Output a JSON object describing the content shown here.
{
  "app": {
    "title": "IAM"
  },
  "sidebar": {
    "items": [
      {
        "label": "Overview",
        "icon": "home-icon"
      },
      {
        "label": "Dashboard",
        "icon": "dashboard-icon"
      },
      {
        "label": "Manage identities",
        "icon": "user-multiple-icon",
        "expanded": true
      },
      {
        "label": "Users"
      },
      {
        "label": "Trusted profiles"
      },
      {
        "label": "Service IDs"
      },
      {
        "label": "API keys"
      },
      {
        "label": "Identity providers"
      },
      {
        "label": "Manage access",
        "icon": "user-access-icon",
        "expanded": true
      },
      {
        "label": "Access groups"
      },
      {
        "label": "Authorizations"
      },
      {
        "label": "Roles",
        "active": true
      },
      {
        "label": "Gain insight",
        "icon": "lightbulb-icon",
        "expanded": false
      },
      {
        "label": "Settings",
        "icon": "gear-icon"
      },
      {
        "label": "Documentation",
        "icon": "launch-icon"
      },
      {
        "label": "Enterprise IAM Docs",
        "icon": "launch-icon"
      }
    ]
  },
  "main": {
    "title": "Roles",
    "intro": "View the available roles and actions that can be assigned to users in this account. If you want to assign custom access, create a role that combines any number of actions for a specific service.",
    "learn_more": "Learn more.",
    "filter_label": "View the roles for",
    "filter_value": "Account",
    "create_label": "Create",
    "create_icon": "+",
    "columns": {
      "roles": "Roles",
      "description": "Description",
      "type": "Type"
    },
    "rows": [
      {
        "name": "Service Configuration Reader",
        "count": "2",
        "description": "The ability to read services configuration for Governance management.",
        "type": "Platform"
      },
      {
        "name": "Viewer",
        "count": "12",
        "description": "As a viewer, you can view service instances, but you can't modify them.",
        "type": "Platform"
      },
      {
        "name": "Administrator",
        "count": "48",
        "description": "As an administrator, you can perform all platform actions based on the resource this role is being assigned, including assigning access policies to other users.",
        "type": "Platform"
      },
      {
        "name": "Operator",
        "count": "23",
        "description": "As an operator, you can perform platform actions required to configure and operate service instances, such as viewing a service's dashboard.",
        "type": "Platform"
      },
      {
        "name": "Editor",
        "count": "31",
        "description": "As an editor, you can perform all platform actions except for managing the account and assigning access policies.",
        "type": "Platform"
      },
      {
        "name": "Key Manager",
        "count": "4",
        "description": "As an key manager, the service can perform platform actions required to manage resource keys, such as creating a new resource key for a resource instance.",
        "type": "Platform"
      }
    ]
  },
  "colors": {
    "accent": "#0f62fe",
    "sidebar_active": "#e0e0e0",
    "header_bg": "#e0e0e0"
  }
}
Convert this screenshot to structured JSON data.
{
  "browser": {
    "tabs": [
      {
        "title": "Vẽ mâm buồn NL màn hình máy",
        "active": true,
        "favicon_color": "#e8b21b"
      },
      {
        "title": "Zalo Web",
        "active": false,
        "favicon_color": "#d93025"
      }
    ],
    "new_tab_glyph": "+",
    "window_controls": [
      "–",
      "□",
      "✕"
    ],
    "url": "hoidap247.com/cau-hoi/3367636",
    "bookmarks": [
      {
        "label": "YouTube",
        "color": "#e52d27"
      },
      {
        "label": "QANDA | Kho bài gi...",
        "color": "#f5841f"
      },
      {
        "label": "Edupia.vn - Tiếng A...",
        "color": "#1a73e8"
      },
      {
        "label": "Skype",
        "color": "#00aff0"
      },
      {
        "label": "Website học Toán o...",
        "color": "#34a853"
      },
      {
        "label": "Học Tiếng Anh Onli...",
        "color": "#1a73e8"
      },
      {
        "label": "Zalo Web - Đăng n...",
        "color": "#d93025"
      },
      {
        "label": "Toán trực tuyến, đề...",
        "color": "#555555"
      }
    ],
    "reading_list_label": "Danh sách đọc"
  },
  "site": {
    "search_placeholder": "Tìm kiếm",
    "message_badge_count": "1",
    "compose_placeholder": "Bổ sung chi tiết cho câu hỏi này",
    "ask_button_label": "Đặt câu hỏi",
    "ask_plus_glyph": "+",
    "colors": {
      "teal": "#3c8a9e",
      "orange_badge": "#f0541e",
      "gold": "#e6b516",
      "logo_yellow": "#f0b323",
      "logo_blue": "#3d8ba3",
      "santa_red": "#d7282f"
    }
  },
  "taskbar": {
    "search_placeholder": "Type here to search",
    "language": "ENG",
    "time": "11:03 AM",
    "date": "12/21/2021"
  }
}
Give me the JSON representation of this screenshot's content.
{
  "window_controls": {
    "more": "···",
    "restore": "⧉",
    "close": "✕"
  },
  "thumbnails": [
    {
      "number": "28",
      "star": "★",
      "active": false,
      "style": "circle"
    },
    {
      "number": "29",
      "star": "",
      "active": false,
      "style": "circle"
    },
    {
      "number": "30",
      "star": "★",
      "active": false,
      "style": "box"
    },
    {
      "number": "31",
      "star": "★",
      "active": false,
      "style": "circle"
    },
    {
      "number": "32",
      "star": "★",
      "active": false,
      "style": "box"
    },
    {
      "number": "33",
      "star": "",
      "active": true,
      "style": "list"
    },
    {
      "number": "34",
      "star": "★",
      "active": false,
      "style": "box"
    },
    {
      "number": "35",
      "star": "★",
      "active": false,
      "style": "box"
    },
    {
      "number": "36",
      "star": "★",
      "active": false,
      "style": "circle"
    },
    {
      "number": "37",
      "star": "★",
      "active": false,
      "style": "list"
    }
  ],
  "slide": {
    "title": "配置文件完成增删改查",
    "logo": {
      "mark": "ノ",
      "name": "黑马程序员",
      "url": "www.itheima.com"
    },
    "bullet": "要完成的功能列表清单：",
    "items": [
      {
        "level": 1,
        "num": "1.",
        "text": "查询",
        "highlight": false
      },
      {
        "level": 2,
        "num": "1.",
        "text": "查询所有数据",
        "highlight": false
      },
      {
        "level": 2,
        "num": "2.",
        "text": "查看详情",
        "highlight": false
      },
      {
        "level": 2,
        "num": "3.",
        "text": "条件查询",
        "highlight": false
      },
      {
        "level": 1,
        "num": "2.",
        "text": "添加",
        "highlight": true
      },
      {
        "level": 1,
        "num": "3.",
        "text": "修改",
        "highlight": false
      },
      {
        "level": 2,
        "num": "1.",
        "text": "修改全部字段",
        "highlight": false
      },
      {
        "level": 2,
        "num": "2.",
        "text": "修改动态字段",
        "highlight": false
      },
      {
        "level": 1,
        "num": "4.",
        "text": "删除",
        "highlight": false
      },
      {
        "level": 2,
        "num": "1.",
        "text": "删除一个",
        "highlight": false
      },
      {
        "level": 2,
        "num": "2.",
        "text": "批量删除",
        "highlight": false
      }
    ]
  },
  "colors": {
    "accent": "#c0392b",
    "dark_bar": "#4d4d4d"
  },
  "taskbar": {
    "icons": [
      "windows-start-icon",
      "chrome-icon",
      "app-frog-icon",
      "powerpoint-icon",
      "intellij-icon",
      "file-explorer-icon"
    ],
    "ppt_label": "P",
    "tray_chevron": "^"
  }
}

● ● ● ● ●

Look through the lines above and collect those with the word "title".

_RESULT BELOW:_
    "title": "IAM"
    "title": "Roles",
        "title": "Vẽ mâm buồn NL màn hình máy",
        "title": "Zalo Web",
    "title": "配置文件完成增删改查",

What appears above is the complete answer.